Data tied to figure images
- - -

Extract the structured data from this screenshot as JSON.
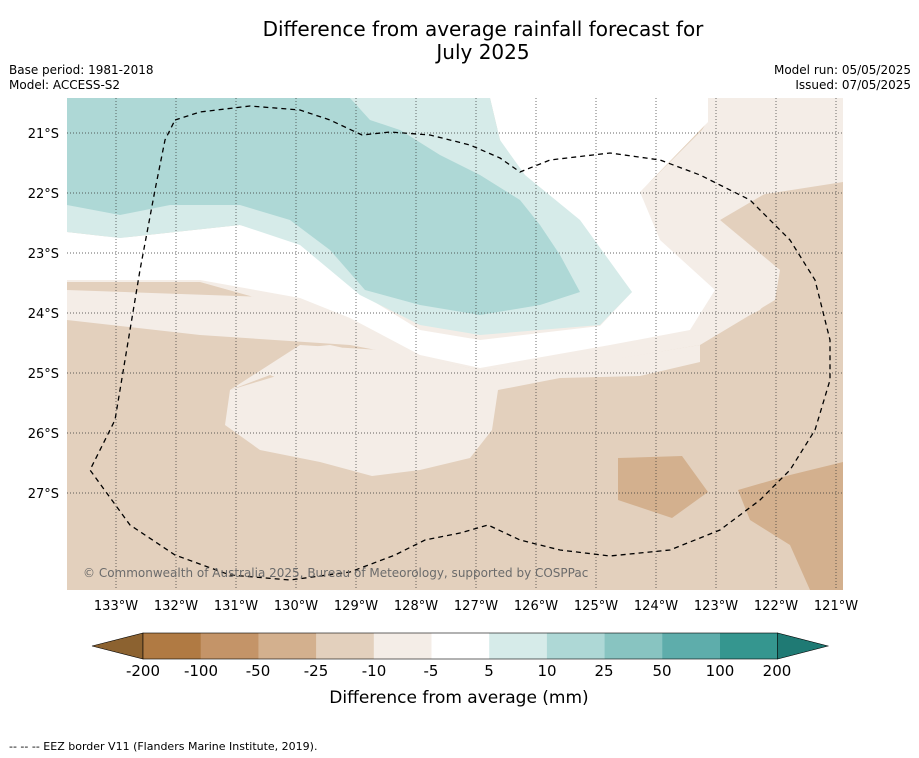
{
  "title_line1": "Difference from average rainfall forecast for",
  "title_line2": "July 2025",
  "base_period": "Base period: 1981-2018",
  "model": "Model: ACCESS-S2",
  "model_run": "Model run: 05/05/2025",
  "issued": "Issued: 07/05/2025",
  "copyright": "© Commonwealth of Australia 2025, Bureau of Meteorology, supported by COSPPac",
  "lat_labels": [
    "21°S",
    "22°S",
    "23°S",
    "24°S",
    "25°S",
    "26°S",
    "27°S"
  ],
  "lon_labels": [
    "133°W",
    "132°W",
    "131°W",
    "130°W",
    "129°W",
    "128°W",
    "127°W",
    "126°W",
    "125°W",
    "124°W",
    "123°W",
    "122°W",
    "121°W"
  ],
  "colorbar": {
    "labels": [
      "-200",
      "-100",
      "-50",
      "-25",
      "-10",
      "-5",
      "5",
      "10",
      "25",
      "50",
      "100",
      "200"
    ],
    "colors": [
      "#8c6230",
      "#b07a43",
      "#c49468",
      "#d3b08e",
      "#e3d0bd",
      "#f4ede7",
      "#ffffff",
      "#d6ebe9",
      "#aed8d6",
      "#88c4c1",
      "#5eadab",
      "#35968f",
      "#1f7a74"
    ],
    "label": "Difference from average (mm)"
  },
  "eez_caption": "--  --  -- EEZ border V11 (Flanders Marine Institute, 2019)."
}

- - -

__Work to complete__: Copy out all the data exactly; skip the pictures.

__Answer to this problem__:
Extract the structured data from this screenshot as JSON.
{
  "title_line1": "Difference from average rainfall forecast for",
  "title_line2": "July 2025",
  "base_period": "Base period: 1981-2018",
  "model": "Model: ACCESS-S2",
  "model_run": "Model run: 05/05/2025",
  "issued": "Issued: 07/05/2025",
  "copyright": "© Commonwealth of Australia 2025, Bureau of Meteorology, supported by COSPPac",
  "lat_labels": [
    "21°S",
    "22°S",
    "23°S",
    "24°S",
    "25°S",
    "26°S",
    "27°S"
  ],
  "lon_labels": [
    "133°W",
    "132°W",
    "131°W",
    "130°W",
    "129°W",
    "128°W",
    "127°W",
    "126°W",
    "125°W",
    "124°W",
    "123°W",
    "122°W",
    "121°W"
  ],
  "colorbar": {
    "labels": [
      "-200",
      "-100",
      "-50",
      "-25",
      "-10",
      "-5",
      "5",
      "10",
      "25",
      "50",
      "100",
      "200"
    ],
    "colors": [
      "#8c6230",
      "#b07a43",
      "#c49468",
      "#d3b08e",
      "#e3d0bd",
      "#f4ede7",
      "#ffffff",
      "#d6ebe9",
      "#aed8d6",
      "#88c4c1",
      "#5eadab",
      "#35968f",
      "#1f7a74"
    ],
    "label": "Difference from average (mm)"
  },
  "eez_caption": "--  --  -- EEZ border V11 (Flanders Marine Institute, 2019)."
}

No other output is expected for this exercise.